## What this task involves
Repeat every line of the material, character for character.

## Given entries
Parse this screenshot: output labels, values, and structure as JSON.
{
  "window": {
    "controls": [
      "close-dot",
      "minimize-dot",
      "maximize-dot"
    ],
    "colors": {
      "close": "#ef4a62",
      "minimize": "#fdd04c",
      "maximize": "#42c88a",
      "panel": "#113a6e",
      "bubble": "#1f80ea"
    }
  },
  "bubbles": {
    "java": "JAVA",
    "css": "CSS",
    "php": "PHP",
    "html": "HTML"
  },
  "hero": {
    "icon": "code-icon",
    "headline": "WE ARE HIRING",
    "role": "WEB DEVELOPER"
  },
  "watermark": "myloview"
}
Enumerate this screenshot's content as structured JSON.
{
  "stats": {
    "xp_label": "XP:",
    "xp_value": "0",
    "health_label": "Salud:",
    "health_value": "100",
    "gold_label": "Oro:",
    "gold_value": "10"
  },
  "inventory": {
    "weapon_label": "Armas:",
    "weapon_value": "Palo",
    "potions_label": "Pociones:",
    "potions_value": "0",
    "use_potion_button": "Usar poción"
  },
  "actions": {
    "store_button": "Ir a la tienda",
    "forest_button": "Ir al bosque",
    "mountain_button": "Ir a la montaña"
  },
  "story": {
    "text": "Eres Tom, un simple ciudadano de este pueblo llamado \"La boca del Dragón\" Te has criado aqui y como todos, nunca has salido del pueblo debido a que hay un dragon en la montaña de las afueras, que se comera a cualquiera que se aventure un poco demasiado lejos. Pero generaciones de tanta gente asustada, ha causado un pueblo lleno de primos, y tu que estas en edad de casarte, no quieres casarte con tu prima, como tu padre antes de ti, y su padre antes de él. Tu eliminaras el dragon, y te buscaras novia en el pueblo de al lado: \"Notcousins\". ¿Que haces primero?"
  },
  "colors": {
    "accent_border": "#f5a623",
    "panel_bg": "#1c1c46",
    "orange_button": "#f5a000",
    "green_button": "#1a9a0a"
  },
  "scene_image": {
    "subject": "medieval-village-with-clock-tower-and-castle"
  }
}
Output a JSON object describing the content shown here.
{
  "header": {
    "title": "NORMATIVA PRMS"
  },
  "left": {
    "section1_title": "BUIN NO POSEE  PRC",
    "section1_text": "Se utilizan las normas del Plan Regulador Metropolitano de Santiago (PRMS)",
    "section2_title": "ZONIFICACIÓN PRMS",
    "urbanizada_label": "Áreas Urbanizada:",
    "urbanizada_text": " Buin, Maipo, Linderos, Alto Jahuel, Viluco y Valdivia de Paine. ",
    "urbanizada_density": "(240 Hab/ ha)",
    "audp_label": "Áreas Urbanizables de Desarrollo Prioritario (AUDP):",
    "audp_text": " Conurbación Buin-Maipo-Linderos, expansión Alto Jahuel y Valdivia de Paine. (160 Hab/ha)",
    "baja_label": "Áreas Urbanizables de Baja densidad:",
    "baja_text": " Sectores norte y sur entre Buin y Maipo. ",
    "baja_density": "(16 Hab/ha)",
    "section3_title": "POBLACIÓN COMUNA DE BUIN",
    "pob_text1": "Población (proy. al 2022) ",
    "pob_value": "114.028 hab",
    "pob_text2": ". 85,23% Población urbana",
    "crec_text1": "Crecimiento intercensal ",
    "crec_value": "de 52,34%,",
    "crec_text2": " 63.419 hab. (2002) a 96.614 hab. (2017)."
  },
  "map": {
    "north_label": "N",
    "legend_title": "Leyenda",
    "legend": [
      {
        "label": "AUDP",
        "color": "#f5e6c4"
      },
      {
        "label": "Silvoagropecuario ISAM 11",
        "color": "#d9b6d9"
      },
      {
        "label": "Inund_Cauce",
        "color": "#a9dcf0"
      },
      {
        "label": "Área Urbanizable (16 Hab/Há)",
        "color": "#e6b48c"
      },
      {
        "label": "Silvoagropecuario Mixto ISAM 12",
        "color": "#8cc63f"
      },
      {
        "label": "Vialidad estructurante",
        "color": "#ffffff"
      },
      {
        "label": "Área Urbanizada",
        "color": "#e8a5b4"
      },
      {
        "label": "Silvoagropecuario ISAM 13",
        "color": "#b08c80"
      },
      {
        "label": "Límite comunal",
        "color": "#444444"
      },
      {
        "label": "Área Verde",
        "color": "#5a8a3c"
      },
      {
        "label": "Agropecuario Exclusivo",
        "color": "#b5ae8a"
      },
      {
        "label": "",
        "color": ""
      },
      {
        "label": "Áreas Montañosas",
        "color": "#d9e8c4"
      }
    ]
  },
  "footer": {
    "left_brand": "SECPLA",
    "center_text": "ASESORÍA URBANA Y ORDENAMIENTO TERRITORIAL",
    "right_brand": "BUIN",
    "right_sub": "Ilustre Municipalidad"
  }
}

## Result of this exercise
Parse this screenshot: output labels, values, and structure as JSON.
{
  "window": {
    "controls": [
      "close-dot",
      "minimize-dot",
      "maximize-dot"
    ],
    "colors": {
      "close": "#ef4a62",
      "minimize": "#fdd04c",
      "maximize": "#42c88a",
      "panel": "#113a6e",
      "bubble": "#1f80ea"
    }
  },
  "bubbles": {
    "java": "JAVA",
    "css": "CSS",
    "php": "PHP",
    "html": "HTML"
  },
  "hero": {
    "icon": "code-icon",
    "headline": "WE ARE HIRING",
    "role": "WEB DEVELOPER"
  },
  "watermark": "myloview"
}
Enumerate this screenshot's content as structured JSON.
{
  "stats": {
    "xp_label": "XP:",
    "xp_value": "0",
    "health_label": "Salud:",
    "health_value": "100",
    "gold_label": "Oro:",
    "gold_value": "10"
  },
  "inventory": {
    "weapon_label": "Armas:",
    "weapon_value": "Palo",
    "potions_label": "Pociones:",
    "potions_value": "0",
    "use_potion_button": "Usar poción"
  },
  "actions": {
    "store_button": "Ir a la tienda",
    "forest_button": "Ir al bosque",
    "mountain_button": "Ir a la montaña"
  },
  "story": {
    "text": "Eres Tom, un simple ciudadano de este pueblo llamado \"La boca del Dragón\" Te has criado aqui y como todos, nunca has salido del pueblo debido a que hay un dragon en la montaña de las afueras, que se comera a cualquiera que se aventure un poco demasiado lejos. Pero generaciones de tanta gente asustada, ha causado un pueblo lleno de primos, y tu que estas en edad de casarte, no quieres casarte con tu prima, como tu padre antes de ti, y su padre antes de él. Tu eliminaras el dragon, y te buscaras novia en el pueblo de al lado: \"Notcousins\". ¿Que haces primero?"
  },
  "colors": {
    "accent_border": "#f5a623",
    "panel_bg": "#1c1c46",
    "orange_button": "#f5a000",
    "green_button": "#1a9a0a"
  },
  "scene_image": {
    "subject": "medieval-village-with-clock-tower-and-castle"
  }
}
Output a JSON object describing the content shown here.
{
  "header": {
    "title": "NORMATIVA PRMS"
  },
  "left": {
    "section1_title": "BUIN NO POSEE  PRC",
    "section1_text": "Se utilizan las normas del Plan Regulador Metropolitano de Santiago (PRMS)",
    "section2_title": "ZONIFICACIÓN PRMS",
    "urbanizada_label": "Áreas Urbanizada:",
    "urbanizada_text": " Buin, Maipo, Linderos, Alto Jahuel, Viluco y Valdivia de Paine. ",
    "urbanizada_density": "(240 Hab/ ha)",
    "audp_label": "Áreas Urbanizables de Desarrollo Prioritario (AUDP):",
    "audp_text": " Conurbación Buin-Maipo-Linderos, expansión Alto Jahuel y Valdivia de Paine. (160 Hab/ha)",
    "baja_label": "Áreas Urbanizables de Baja densidad:",
    "baja_text": " Sectores norte y sur entre Buin y Maipo. ",
    "baja_density": "(16 Hab/ha)",
    "section3_title": "POBLACIÓN COMUNA DE BUIN",
    "pob_text1": "Población (proy. al 2022) ",
    "pob_value": "114.028 hab",
    "pob_text2": ". 85,23% Población urbana",
    "crec_text1": "Crecimiento intercensal ",
    "crec_value": "de 52,34%,",
    "crec_text2": " 63.419 hab. (2002) a 96.614 hab. (2017)."
  },
  "map": {
    "north_label": "N",
    "legend_title": "Leyenda",
    "legend": [
      {
        "label": "AUDP",
        "color": "#f5e6c4"
      },
      {
        "label": "Silvoagropecuario ISAM 11",
        "color": "#d9b6d9"
      },
      {
        "label": "Inund_Cauce",
        "color": "#a9dcf0"
      },
      {
        "label": "Área Urbanizable (16 Hab/Há)",
        "color": "#e6b48c"
      },
      {
        "label": "Silvoagropecuario Mixto ISAM 12",
        "color": "#8cc63f"
      },
      {
        "label": "Vialidad estructurante",
        "color": "#ffffff"
      },
      {
        "label": "Área Urbanizada",
        "color": "#e8a5b4"
      },
      {
        "label": "Silvoagropecuario ISAM 13",
        "color": "#b08c80"
      },
      {
        "label": "Límite comunal",
        "color": "#444444"
      },
      {
        "label": "Área Verde",
        "color": "#5a8a3c"
      },
      {
        "label": "Agropecuario Exclusivo",
        "color": "#b5ae8a"
      },
      {
        "label": "",
        "color": ""
      },
      {
        "label": "Áreas Montañosas",
        "color": "#d9e8c4"
      }
    ]
  },
  "footer": {
    "left_brand": "SECPLA",
    "center_text": "ASESORÍA URBANA Y ORDENAMIENTO TERRITORIAL",
    "right_brand": "BUIN",
    "right_sub": "Ilustre Municipalidad"
  }
}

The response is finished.